» **Aim of the task**
Write the listing out again, all of it, word for word.

━━ Extracted records

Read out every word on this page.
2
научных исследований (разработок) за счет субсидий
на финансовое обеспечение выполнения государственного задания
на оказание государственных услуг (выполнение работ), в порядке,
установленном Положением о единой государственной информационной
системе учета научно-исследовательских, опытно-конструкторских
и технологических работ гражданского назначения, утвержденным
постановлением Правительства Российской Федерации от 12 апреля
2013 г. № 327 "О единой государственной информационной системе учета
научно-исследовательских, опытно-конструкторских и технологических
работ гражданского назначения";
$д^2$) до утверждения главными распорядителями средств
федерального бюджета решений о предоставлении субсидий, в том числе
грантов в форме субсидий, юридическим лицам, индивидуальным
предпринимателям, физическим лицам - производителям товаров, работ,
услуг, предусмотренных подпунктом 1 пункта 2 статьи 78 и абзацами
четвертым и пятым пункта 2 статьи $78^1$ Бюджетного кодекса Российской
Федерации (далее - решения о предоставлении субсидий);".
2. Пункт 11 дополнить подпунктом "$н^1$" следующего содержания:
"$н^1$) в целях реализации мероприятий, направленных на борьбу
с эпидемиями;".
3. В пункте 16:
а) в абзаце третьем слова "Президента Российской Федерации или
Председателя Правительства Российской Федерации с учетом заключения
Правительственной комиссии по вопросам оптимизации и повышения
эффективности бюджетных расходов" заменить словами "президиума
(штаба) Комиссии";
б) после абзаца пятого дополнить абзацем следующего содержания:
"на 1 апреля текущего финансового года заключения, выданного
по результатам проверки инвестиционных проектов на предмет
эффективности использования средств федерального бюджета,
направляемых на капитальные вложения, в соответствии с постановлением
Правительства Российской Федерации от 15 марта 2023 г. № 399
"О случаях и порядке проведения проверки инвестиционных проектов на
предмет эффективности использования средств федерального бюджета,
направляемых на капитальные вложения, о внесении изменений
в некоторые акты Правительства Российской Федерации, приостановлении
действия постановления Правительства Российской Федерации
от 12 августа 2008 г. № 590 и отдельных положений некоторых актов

━━━━

» **Answer to the exercise**
Read out every word on this page.
2
научных исследований (разработок) за счет субсидий
на финансовое обеспечение выполнения государственного задания
на оказание государственных услуг (выполнение работ), в порядке,
установленном Положением о единой государственной информационной
системе учета научно-исследовательских, опытно-конструкторских
и технологических работ гражданского назначения, утвержденным
постановлением Правительства Российской Федерации от 12 апреля
2013 г. № 327 "О единой государственной информационной системе учета
научно-исследовательских, опытно-конструкторских и технологических
работ гражданского назначения";
$д^2$) до утверждения главными распорядителями средств
федерального бюджета решений о предоставлении субсидий, в том числе
грантов в форме субсидий, юридическим лицам, индивидуальным
предпринимателям, физическим лицам - производителям товаров, работ,
услуг, предусмотренных подпунктом 1 пункта 2 статьи 78 и абзацами
четвертым и пятым пункта 2 статьи $78^1$ Бюджетного кодекса Российской
Федерации (далее - решения о предоставлении субсидий);".
2. Пункт 11 дополнить подпунктом "$н^1$" следующего содержания:
"$н^1$) в целях реализации мероприятий, направленных на борьбу
с эпидемиями;".
3. В пункте 16:
а) в абзаце третьем слова "Президента Российской Федерации или
Председателя Правительства Российской Федерации с учетом заключения
Правительственной комиссии по вопросам оптимизации и повышения
эффективности бюджетных расходов" заменить словами "президиума
(штаба) Комиссии";
б) после абзаца пятого дополнить абзацем следующего содержания:
"на 1 апреля текущего финансового года заключения, выданного
по результатам проверки инвестиционных проектов на предмет
эффективности использования средств федерального бюджета,
направляемых на капитальные вложения, в соответствии с постановлением
Правительства Российской Федерации от 15 марта 2023 г. № 399
"О случаях и порядке проведения проверки инвестиционных проектов на
предмет эффективности использования средств федерального бюджета,
направляемых на капитальные вложения, о внесении изменений
в некоторые акты Правительства Российской Федерации, приостановлении
действия постановления Правительства Российской Федерации
от 12 августа 2008 г. № 590 и отдельных положений некоторых актов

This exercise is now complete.